[Dataset rows]
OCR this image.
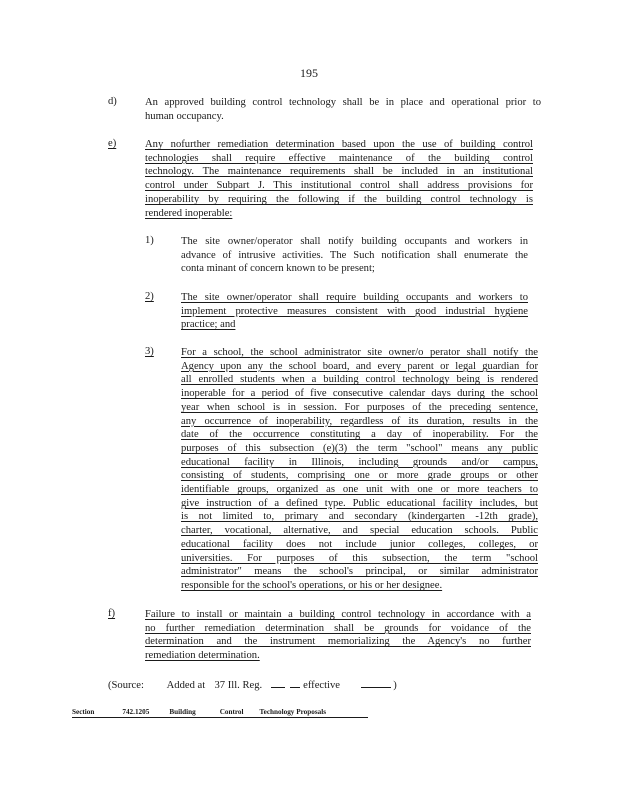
195
d)	An approved building control technology shall be in place and operational prior to
human occupancy.
e)	Any nofurther remediation determination based upon the use of building control
technologies shall require effective maintenance of the building control
technology. The maintenance requirements shall be included in an institutional
control under Subpart J. This institutional control shall address provisions for
inoperability by requiring the following if the building control technology is
rendered inoperable:
1)	The site owner/operator shall notify building occupants and workers in
advance of intrusive activities. The Such notification shall enumerate the
conta minant of concern known to be present;
2)	The site owner/operator shall require building occupants and workers to
implement protective measures consistent with good industrial hygiene
practice; and
3)	For a school, the school administrator site owner/o perator shall notify the
Agency upon any the school board, and every parent or legal guardian for
all enrolled students when a building control technology being is rendered
inoperable for a period of five consecutive calendar days during the school
year when school is in session. For purposes of the preceding sentence,
any occurrence of inoperability, regardless of its duration, results in the
date of the occurrence constituting a day of inoperability. For the
purposes of this subsection (e)(3) the term "school" means any public
educational facility in Illinois, including grounds and/or campus,
consisting of students, comprising one or more grade groups or other
identifiable groups, organized as one unit with one or more teachers to
give instruction of a defined type. Public educational facility includes, but
is not limited to, primary and secondary (kindergarten -12th grade),
charter, vocational, alternative, and special education schools. Public
educational facility does not include junior colleges, colleges, or
universities. For purposes of this subsection, the term "school
administrator" means the school's principal, or similar administrator
responsible for the school's operations, or his or her designee.
f)	Failure to install or maintain a building control technology in accordance with a
no further remediation determination shall be grounds for voidance of the
determination and the instrument memorializing the Agency's no further
remediation determination.
(Source: Added at 37 Ill. Reg.	effective	)
Section	742.1205	Building	Control Technology Proposals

SET EXERCISE >> Omitting all images, retype each line of the records precisely.

COMPLETE RESPONSE >>
OCR this image.
195
d)	An approved building control technology shall be in place and operational prior to
human occupancy.
e)	Any nofurther remediation determination based upon the use of building control
technologies shall require effective maintenance of the building control
technology. The maintenance requirements shall be included in an institutional
control under Subpart J. This institutional control shall address provisions for
inoperability by requiring the following if the building control technology is
rendered inoperable:
1)	The site owner/operator shall notify building occupants and workers in
advance of intrusive activities. The Such notification shall enumerate the
conta minant of concern known to be present;
2)	The site owner/operator shall require building occupants and workers to
implement protective measures consistent with good industrial hygiene
practice; and
3)	For a school, the school administrator site owner/o perator shall notify the
Agency upon any the school board, and every parent or legal guardian for
all enrolled students when a building control technology being is rendered
inoperable for a period of five consecutive calendar days during the school
year when school is in session. For purposes of the preceding sentence,
any occurrence of inoperability, regardless of its duration, results in the
date of the occurrence constituting a day of inoperability. For the
purposes of this subsection (e)(3) the term "school" means any public
educational facility in Illinois, including grounds and/or campus,
consisting of students, comprising one or more grade groups or other
identifiable groups, organized as one unit with one or more teachers to
give instruction of a defined type. Public educational facility includes, but
is not limited to, primary and secondary (kindergarten -12th grade),
charter, vocational, alternative, and special education schools. Public
educational facility does not include junior colleges, colleges, or
universities. For purposes of this subsection, the term "school
administrator" means the school's principal, or similar administrator
responsible for the school's operations, or his or her designee.
f)	Failure to install or maintain a building control technology in accordance with a
no further remediation determination shall be grounds for voidance of the
determination and the instrument memorializing the Agency's no further
remediation determination.
(Source: Added at 37 Ill. Reg.	effective	)
Section	742.1205	Building	Control Technology Proposals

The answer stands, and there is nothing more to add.